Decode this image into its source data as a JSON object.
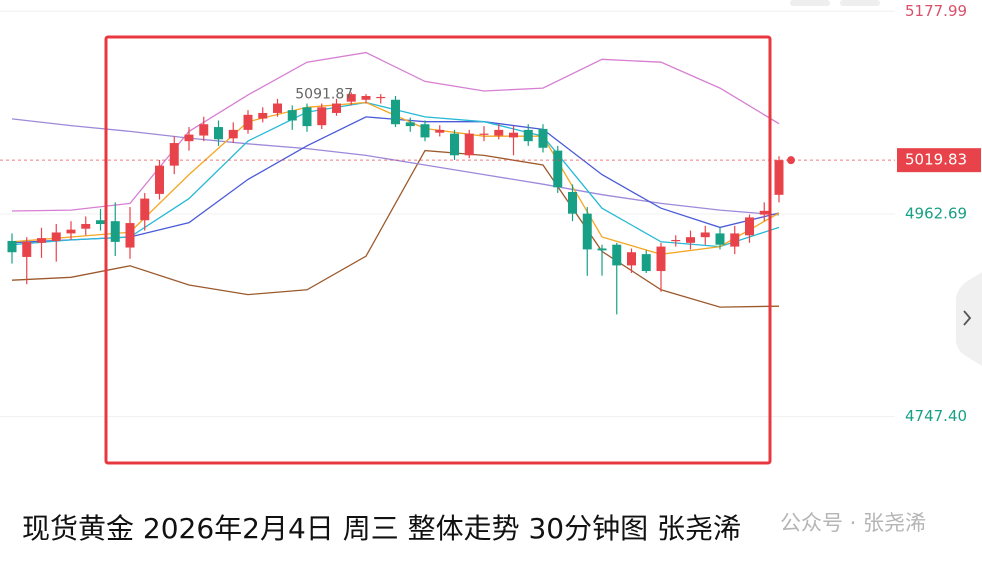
{
  "chart_data": {
    "type": "candlestick",
    "open": [
      4934,
      4917,
      4932,
      4934,
      4942,
      4947,
      4956,
      4955,
      4927,
      4956,
      4984,
      5014,
      5040,
      5046,
      5055,
      5043,
      5052,
      5064,
      5070,
      5073,
      5076,
      5057,
      5070,
      5082,
      5084,
      5086,
      5084,
      5060,
      5058,
      5049,
      5048,
      5025,
      5047,
      5046,
      5044,
      5052,
      5053,
      5030,
      4986,
      4963,
      4926,
      4930,
      4908,
      4920,
      4902,
      4934,
      4932,
      4938,
      4942,
      4928,
      4940,
      4962,
      4983
    ],
    "high": [
      4942,
      4938,
      4948,
      4952,
      4955,
      4960,
      4968,
      4975,
      4970,
      4985,
      5020,
      5045,
      5055,
      5066,
      5062,
      5060,
      5073,
      5076,
      5085,
      5078,
      5080,
      5080,
      5085,
      5091.87,
      5090,
      5090,
      5088,
      5065,
      5062,
      5057,
      5052,
      5052,
      5056,
      5058,
      5056,
      5058,
      5058,
      5035,
      4994,
      4970,
      4930,
      4932,
      4926,
      4924,
      4932,
      4940,
      4945,
      4950,
      4948,
      4950,
      4962,
      4975,
      5024
    ],
    "low": [
      4910,
      4888,
      4916,
      4912,
      4935,
      4940,
      4945,
      4918,
      4915,
      4945,
      4978,
      5005,
      5030,
      5040,
      5035,
      5038,
      5048,
      5060,
      5066,
      5052,
      5050,
      5053,
      5067,
      5078,
      5080,
      5080,
      5055,
      5050,
      5040,
      5045,
      5020,
      5022,
      5040,
      5042,
      5025,
      5035,
      5028,
      4985,
      4955,
      4897,
      4897,
      4856,
      4900,
      4900,
      4880,
      4928,
      4925,
      4930,
      4925,
      4920,
      4932,
      4955,
      4975
    ],
    "close": [
      4922,
      4933,
      4937,
      4943,
      4946,
      4952,
      4952,
      4933,
      4953,
      4979,
      5014,
      5038,
      5047,
      5058,
      5042,
      5052,
      5068,
      5070,
      5080,
      5062,
      5056,
      5076,
      5080,
      5090,
      5088,
      5087,
      5058,
      5056,
      5044,
      5052,
      5025,
      5048,
      5048,
      5052,
      5049,
      5040,
      5033,
      4991,
      4963,
      4925,
      4924,
      4908,
      4922,
      4902,
      4928,
      4935,
      4938,
      4943,
      4930,
      4942,
      4959,
      4966,
      5019.83
    ],
    "up_color": "#e8434a",
    "down_color": "#17a085",
    "lines": [
      {
        "color": "#d77fd2",
        "x": [
          0,
          4,
          8,
          12,
          16,
          20,
          24,
          28,
          32,
          36,
          40,
          44,
          48,
          52
        ],
        "values": [
          4965.8,
          4966.8,
          4973.9,
          5050.4,
          5089.2,
          5123.9,
          5134.1,
          5103.5,
          5093.3,
          5096.4,
          5127,
          5123.9,
          5096.4,
          5058.6
        ]
      },
      {
        "color": "#9c5a2c",
        "x": [
          0,
          4,
          8,
          12,
          16,
          20,
          24,
          28,
          32,
          36,
          40,
          44,
          48,
          52
        ],
        "values": [
          4892.3,
          4895.4,
          4907.6,
          4887.2,
          4877,
          4882.1,
          4917.8,
          5030,
          5024.9,
          5014.7,
          4922.9,
          4882.1,
          4863.7,
          4864.7
        ]
      },
      {
        "color": "#9d89d9",
        "x": [
          0,
          4,
          8,
          12,
          16,
          20,
          24,
          28,
          32,
          36,
          40,
          44,
          48,
          52
        ],
        "values": [
          5063.7,
          5056.6,
          5050.4,
          5043.3,
          5037.2,
          5032.1,
          5024.9,
          5014.7,
          5004.5,
          4994.3,
          4983.1,
          4973.9,
          4966.8,
          4961.7
        ]
      },
      {
        "color": "#4b5bd6",
        "x": [
          0,
          4,
          8,
          12,
          16,
          20,
          24,
          28,
          32,
          36,
          40,
          44,
          48,
          52
        ],
        "values": [
          4932.1,
          4935.1,
          4938.2,
          4953.5,
          4999.4,
          5035.1,
          5065.8,
          5060.7,
          5060.7,
          5052.5,
          5004.5,
          4968.8,
          4948.4,
          4963.7
        ]
      },
      {
        "color": "#27b9d6",
        "x": [
          0,
          4,
          8,
          12,
          16,
          20,
          24,
          28,
          32,
          36,
          40,
          44,
          48,
          52
        ],
        "values": [
          4930,
          4935.1,
          4938.2,
          4979,
          5040.2,
          5070.9,
          5081.1,
          5065.8,
          5060.7,
          5045.3,
          4968.8,
          4933.1,
          4928,
          4948.4
        ]
      },
      {
        "color": "#f5a623",
        "x": [
          0,
          4,
          8,
          12,
          16,
          20,
          24,
          28,
          32,
          36,
          40,
          44,
          48,
          52
        ],
        "values": [
          4933.1,
          4938.2,
          4943.3,
          5004.5,
          5060.7,
          5076,
          5081.1,
          5053.5,
          5045.3,
          5045.3,
          4938.2,
          4919.8,
          4928,
          4963.7
        ]
      }
    ],
    "ylim": [
      4680,
      5190
    ],
    "yticks": [
      {
        "value": 5177.99,
        "label": "5177.99"
      },
      {
        "value": 4962.69,
        "label": "4962.69"
      },
      {
        "value": 4747.4,
        "label": "4747.40"
      }
    ],
    "ytick_colors": [
      "#d9506a",
      "#17a085",
      "#17a085"
    ],
    "grid": true
  },
  "caption": "现货黄金 2026年2月4日 周三 整体走势 30分钟图 张尧浠",
  "watermark": "公众号 · 张尧浠"
}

__________________________________________________

### [SET TASK]
Go through the records and pull out each line that includes the word "label".

### [TASK OUTPUT]
        "label": "5177.99"
        "label": "4962.69"
        "label": "4747.40"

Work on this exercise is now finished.